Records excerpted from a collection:
>>>>

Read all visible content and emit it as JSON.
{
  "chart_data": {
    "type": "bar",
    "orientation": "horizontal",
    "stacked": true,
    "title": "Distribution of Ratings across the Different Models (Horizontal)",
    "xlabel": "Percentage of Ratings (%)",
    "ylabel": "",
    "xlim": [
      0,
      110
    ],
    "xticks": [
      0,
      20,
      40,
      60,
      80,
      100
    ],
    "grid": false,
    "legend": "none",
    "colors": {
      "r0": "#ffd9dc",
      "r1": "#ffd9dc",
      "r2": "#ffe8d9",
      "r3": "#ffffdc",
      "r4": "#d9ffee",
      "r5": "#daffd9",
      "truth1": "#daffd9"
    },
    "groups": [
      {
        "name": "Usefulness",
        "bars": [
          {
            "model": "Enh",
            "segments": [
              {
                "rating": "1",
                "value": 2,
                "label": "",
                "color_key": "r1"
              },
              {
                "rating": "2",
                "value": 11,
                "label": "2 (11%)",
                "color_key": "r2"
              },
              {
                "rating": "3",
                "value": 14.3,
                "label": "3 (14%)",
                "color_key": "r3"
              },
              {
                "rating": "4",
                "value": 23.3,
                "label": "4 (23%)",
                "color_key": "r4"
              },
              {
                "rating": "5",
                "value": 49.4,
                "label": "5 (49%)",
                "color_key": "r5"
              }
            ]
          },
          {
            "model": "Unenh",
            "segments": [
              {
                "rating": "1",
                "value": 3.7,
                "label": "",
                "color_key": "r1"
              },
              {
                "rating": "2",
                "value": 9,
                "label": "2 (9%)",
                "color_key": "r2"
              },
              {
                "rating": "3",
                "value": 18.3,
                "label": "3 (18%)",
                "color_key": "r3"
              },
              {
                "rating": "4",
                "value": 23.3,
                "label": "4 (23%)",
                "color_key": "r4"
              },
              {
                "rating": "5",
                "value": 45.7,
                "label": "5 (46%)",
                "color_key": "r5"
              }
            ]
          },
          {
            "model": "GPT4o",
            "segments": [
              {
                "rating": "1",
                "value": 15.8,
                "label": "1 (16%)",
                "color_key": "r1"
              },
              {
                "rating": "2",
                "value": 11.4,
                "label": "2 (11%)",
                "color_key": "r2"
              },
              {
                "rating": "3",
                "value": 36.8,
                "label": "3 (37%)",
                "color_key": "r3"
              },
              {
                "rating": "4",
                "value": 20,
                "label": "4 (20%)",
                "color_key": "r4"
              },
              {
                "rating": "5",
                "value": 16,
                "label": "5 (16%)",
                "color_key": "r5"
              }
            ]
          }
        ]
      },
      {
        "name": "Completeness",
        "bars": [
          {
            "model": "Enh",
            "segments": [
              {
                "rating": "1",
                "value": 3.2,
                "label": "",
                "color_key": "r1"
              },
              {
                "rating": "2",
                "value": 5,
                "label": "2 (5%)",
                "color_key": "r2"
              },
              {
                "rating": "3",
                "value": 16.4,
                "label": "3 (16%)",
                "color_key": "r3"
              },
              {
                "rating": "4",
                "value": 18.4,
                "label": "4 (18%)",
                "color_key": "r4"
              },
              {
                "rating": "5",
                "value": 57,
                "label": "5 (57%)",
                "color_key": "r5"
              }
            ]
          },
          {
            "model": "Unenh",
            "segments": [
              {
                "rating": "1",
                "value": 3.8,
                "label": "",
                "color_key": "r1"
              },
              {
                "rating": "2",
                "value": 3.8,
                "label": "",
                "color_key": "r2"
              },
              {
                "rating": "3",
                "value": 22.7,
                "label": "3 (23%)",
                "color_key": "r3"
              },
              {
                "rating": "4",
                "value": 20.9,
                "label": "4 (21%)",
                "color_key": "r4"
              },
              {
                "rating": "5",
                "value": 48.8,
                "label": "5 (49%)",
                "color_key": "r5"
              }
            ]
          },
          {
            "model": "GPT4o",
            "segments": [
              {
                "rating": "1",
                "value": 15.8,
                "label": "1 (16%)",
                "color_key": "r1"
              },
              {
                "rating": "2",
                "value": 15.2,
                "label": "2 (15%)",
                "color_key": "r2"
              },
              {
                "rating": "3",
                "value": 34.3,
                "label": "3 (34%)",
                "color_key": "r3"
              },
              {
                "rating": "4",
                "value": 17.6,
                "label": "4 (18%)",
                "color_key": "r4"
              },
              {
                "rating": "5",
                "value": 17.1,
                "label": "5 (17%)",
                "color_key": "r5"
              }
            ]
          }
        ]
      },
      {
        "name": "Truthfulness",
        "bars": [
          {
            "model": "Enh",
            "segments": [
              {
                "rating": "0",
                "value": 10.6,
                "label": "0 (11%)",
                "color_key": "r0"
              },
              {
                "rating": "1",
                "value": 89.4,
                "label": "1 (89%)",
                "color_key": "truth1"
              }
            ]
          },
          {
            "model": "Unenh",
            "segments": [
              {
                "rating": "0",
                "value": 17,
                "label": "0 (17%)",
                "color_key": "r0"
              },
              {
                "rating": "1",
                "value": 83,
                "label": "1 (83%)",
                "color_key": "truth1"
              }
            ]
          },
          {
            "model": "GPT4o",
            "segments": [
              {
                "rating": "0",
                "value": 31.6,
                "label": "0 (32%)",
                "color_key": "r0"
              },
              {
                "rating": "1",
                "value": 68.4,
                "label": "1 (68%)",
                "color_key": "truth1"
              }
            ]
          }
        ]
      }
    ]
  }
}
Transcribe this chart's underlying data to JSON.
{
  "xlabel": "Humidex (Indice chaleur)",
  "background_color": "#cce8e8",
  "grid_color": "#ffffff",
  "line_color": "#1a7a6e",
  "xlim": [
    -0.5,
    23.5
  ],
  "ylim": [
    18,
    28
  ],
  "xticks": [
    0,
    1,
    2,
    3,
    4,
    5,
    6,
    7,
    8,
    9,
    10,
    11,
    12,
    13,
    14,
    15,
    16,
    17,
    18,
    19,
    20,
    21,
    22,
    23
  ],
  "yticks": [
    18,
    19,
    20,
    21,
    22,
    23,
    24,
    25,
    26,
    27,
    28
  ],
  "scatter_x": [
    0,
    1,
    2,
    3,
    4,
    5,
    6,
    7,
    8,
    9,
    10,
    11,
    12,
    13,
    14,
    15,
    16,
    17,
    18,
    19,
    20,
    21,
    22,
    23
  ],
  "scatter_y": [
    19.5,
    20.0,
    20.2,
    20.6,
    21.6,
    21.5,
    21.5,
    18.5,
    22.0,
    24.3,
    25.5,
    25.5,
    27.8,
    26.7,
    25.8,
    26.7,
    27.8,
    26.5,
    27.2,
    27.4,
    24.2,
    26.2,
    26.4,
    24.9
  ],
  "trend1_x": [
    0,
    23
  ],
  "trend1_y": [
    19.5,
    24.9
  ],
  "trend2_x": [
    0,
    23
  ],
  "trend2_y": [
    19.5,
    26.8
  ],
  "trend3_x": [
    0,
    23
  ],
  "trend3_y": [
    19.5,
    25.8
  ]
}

<<<<

■ **EXERCISE BRIEF**
Where a line of the entries contains the word "Ratings", copy that line.

■ **TASK SOLUTION**
    "title": "Distribution of Ratings across the Different Models (Horizontal)",
    "xlabel": "Percentage of Ratings (%)",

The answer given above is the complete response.